The request: Say how many lines contain "oktaavikaistan", using only the number.

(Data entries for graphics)
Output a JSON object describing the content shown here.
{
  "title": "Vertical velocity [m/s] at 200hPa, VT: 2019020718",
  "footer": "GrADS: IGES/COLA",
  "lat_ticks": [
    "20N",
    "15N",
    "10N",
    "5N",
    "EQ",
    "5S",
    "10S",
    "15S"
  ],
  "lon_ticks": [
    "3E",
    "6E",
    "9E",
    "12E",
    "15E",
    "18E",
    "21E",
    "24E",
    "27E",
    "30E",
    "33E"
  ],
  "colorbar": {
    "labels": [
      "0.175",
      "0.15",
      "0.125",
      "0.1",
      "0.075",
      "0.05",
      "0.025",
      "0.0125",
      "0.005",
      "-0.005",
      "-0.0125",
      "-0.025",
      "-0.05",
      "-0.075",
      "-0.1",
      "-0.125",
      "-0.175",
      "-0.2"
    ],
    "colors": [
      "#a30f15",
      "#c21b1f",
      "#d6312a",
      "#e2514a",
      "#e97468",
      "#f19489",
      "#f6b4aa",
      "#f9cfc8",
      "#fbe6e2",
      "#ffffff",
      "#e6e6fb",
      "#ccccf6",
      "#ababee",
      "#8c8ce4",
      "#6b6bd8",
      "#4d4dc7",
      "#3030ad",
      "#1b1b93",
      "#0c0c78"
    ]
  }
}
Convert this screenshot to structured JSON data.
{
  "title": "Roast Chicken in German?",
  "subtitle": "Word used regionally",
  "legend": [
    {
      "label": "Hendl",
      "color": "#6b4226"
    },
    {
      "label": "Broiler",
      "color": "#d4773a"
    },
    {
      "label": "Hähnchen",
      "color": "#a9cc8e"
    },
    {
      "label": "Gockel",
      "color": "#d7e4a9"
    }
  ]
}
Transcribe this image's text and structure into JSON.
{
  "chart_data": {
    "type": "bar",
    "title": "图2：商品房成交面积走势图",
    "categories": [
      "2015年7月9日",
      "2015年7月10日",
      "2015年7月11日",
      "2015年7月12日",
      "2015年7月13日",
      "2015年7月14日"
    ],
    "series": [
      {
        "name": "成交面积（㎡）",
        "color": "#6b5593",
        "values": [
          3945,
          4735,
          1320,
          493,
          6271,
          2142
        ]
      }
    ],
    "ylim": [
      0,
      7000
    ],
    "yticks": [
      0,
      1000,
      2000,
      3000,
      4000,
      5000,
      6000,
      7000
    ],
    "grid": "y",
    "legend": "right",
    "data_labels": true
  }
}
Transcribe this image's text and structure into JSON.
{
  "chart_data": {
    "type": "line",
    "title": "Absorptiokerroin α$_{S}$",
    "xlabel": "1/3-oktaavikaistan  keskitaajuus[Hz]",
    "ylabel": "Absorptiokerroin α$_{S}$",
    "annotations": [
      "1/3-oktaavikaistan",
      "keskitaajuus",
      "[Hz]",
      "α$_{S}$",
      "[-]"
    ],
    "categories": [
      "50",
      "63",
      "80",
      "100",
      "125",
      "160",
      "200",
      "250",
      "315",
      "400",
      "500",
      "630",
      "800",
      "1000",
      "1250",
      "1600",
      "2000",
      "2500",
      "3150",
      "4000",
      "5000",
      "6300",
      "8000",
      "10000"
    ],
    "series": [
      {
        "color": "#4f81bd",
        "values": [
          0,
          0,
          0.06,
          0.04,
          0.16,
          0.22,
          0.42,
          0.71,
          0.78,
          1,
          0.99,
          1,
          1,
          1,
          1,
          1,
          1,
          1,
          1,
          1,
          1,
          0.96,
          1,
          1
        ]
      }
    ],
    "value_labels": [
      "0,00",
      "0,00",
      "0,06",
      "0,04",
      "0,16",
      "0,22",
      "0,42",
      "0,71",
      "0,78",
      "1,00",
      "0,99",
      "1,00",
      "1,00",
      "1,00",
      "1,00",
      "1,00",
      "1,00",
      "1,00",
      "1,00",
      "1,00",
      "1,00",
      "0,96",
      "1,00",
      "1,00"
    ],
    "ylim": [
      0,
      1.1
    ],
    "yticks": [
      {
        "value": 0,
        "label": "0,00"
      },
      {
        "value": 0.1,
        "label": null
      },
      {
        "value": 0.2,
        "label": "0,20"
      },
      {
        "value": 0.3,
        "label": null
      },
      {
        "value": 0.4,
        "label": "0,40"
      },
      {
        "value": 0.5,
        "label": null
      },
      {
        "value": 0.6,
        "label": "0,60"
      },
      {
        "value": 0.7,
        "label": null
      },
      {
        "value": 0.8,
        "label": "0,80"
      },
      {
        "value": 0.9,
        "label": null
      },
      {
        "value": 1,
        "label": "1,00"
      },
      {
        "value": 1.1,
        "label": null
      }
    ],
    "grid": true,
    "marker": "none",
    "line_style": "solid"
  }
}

Answer to the exercise: 2